§ Task details
Gather up every line from the entries below that uses the word "Also".

§ Records to use
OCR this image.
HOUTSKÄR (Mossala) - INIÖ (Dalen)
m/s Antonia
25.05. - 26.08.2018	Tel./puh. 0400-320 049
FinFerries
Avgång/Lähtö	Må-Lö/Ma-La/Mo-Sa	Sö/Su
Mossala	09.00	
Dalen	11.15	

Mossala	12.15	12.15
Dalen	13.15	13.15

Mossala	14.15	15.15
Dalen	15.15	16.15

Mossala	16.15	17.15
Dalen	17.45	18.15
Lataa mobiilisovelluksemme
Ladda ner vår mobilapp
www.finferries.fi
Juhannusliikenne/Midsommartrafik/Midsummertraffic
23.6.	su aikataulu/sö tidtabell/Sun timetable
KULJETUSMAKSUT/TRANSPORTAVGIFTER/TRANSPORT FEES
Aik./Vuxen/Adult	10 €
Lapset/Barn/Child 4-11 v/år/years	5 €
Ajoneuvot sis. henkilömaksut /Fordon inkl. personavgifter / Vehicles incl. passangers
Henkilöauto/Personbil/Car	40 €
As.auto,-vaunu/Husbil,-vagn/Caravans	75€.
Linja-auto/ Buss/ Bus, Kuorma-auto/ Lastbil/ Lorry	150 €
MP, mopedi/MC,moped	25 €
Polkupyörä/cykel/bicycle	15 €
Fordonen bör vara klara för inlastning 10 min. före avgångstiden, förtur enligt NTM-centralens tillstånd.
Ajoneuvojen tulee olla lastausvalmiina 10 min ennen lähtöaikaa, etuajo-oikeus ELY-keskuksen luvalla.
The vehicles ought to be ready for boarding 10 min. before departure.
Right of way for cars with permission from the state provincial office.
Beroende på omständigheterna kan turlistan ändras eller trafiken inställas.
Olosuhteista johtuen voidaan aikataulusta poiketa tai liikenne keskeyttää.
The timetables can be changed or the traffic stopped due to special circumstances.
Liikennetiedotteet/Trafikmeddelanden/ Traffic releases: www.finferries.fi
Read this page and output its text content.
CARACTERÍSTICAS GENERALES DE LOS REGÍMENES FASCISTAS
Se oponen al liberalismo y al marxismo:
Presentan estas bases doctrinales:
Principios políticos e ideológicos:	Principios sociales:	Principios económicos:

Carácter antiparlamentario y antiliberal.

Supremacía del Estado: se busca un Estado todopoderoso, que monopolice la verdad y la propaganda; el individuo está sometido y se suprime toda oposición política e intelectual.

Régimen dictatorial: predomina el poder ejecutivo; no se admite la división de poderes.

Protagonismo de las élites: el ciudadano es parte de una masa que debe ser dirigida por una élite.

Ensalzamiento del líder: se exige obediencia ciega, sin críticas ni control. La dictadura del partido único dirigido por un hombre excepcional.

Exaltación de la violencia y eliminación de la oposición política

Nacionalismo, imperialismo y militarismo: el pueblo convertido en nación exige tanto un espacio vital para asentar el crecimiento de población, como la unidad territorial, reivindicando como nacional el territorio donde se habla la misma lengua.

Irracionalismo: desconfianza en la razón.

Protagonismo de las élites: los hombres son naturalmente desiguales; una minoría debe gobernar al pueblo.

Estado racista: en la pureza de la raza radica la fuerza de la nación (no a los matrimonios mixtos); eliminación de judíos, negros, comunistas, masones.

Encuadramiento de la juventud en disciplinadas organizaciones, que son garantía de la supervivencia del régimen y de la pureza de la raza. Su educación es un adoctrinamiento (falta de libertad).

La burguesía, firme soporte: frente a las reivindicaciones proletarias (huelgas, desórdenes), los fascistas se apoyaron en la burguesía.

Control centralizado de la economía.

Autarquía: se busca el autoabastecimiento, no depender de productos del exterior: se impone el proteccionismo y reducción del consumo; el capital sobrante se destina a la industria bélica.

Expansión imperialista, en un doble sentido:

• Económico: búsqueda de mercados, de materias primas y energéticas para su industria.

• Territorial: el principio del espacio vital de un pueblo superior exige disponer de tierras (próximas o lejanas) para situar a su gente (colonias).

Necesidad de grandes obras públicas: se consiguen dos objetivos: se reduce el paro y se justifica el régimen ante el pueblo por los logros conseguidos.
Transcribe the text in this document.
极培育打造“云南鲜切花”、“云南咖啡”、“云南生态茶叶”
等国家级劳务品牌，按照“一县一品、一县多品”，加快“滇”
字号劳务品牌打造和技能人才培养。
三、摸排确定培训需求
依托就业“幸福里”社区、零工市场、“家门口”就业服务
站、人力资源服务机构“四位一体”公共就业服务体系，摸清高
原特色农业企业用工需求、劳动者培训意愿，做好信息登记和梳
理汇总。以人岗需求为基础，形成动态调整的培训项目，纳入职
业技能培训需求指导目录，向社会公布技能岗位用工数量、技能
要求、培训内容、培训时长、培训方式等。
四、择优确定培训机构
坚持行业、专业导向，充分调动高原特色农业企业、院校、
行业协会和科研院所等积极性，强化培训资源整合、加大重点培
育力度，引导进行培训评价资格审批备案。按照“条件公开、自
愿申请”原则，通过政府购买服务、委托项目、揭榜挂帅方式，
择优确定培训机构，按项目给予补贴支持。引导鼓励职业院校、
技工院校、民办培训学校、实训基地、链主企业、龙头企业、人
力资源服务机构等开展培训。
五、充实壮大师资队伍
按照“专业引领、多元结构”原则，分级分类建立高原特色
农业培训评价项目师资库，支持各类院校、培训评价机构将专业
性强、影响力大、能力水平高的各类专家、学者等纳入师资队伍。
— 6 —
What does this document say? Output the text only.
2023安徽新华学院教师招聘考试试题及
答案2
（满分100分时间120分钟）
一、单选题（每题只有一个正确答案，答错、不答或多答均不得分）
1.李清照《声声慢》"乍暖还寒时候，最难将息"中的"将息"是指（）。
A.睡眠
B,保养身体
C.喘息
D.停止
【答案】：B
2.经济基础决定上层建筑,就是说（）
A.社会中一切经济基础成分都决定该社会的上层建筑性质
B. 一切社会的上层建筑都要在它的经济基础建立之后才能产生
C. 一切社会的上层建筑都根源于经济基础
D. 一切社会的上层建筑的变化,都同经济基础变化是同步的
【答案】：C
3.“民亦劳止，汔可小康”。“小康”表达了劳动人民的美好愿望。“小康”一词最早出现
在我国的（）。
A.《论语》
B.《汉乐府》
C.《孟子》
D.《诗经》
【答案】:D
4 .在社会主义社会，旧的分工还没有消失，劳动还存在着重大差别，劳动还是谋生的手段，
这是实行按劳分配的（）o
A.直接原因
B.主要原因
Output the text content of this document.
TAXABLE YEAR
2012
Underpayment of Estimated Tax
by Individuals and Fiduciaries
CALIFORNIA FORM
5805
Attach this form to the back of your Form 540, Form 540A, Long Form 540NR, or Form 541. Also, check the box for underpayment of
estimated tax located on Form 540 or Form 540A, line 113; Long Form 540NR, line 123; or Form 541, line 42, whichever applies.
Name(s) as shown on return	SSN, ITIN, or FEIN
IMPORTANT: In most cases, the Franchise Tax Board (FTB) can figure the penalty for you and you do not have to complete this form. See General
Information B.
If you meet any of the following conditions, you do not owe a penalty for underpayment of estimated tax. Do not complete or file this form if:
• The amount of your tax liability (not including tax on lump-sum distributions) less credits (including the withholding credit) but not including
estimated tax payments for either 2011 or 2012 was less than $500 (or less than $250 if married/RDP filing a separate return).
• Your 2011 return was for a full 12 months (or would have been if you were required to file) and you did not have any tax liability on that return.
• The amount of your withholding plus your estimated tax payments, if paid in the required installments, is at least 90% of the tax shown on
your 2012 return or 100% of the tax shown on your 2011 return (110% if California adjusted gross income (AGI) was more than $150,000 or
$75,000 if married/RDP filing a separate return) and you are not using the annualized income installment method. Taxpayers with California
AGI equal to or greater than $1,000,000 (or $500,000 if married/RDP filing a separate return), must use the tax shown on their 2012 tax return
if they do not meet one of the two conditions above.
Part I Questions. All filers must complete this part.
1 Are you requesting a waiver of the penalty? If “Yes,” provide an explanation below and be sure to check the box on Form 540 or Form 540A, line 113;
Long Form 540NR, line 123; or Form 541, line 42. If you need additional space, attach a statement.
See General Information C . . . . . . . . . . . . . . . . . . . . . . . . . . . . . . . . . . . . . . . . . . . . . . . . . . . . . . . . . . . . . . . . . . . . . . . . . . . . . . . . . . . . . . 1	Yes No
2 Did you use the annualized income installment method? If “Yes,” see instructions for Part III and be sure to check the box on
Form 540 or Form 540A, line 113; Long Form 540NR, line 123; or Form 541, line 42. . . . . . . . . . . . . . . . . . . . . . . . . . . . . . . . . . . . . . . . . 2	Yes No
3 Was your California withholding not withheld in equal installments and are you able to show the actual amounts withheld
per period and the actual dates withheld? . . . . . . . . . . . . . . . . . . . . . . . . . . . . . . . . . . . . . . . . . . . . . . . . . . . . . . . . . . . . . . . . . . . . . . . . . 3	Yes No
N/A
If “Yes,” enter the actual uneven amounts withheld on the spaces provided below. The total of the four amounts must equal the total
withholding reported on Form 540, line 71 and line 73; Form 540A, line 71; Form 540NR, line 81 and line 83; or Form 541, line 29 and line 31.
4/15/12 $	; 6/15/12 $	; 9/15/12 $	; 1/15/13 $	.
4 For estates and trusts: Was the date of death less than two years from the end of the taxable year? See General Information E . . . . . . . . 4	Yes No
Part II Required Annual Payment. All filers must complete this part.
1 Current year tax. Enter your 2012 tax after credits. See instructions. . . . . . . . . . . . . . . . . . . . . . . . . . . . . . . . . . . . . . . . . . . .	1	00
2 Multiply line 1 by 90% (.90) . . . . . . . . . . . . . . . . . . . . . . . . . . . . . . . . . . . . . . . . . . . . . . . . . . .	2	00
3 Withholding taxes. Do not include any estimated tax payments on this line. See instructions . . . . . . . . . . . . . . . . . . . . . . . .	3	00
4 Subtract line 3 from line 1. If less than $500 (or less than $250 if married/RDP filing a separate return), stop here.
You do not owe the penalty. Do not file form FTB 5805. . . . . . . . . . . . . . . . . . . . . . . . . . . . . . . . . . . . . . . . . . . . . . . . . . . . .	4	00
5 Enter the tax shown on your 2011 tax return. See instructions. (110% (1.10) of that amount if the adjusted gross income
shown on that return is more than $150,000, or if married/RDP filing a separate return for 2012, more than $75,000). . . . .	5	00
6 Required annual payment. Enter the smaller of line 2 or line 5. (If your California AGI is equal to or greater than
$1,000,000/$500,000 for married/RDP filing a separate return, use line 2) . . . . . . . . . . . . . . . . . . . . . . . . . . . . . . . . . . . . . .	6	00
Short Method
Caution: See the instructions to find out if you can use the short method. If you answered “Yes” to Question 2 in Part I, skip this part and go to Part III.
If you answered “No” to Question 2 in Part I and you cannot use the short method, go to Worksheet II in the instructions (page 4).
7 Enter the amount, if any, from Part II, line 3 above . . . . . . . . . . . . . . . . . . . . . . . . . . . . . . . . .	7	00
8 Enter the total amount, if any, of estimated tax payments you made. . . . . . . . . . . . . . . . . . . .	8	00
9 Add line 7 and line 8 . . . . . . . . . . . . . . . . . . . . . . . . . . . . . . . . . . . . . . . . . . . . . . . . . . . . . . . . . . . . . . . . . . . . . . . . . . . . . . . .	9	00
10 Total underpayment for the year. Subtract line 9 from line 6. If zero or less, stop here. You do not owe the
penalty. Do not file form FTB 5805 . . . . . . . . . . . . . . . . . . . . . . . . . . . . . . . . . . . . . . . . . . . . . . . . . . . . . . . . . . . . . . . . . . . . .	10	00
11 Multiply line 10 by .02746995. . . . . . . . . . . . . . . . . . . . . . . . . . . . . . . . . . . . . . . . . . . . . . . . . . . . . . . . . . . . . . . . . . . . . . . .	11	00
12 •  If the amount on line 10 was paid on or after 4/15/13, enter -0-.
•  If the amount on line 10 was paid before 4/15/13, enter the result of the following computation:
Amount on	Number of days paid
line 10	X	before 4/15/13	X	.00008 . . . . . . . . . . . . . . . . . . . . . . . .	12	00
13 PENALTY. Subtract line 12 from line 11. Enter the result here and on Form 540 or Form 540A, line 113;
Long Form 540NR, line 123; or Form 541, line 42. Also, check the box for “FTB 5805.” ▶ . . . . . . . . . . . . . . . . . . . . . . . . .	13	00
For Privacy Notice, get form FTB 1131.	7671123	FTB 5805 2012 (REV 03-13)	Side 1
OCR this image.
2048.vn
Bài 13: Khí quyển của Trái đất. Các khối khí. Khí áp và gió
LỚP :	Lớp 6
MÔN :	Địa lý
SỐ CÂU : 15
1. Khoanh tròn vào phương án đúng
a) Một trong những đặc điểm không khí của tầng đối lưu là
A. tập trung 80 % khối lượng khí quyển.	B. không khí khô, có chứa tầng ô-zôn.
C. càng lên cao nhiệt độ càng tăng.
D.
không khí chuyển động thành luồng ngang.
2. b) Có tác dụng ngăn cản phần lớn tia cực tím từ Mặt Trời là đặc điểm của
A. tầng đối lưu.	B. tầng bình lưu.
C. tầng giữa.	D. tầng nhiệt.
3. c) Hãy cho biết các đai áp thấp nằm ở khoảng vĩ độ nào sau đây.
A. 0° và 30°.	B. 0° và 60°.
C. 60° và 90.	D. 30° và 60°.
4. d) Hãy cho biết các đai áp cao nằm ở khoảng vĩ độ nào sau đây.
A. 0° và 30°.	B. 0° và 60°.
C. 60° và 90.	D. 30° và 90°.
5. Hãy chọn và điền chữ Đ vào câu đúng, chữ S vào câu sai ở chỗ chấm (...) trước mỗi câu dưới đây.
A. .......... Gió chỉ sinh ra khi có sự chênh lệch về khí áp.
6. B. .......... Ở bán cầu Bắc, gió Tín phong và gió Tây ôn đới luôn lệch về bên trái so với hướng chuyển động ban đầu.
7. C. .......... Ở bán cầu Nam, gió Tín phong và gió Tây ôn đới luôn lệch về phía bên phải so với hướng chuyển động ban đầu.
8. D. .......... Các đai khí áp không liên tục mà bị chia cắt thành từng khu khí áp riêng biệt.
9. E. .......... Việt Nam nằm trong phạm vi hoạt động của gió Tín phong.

§ In response
Attach this form to the back of your Form 540, Form 540A, Long Form 540NR, or Form 541. Also, check the box for underpayment of
Long Form 540NR, line 123; or Form 541, line 42. Also, check the box for “FTB 5805.” ▶ . . . . . . . . . . . . . . . . . . . . . . . . .	13	00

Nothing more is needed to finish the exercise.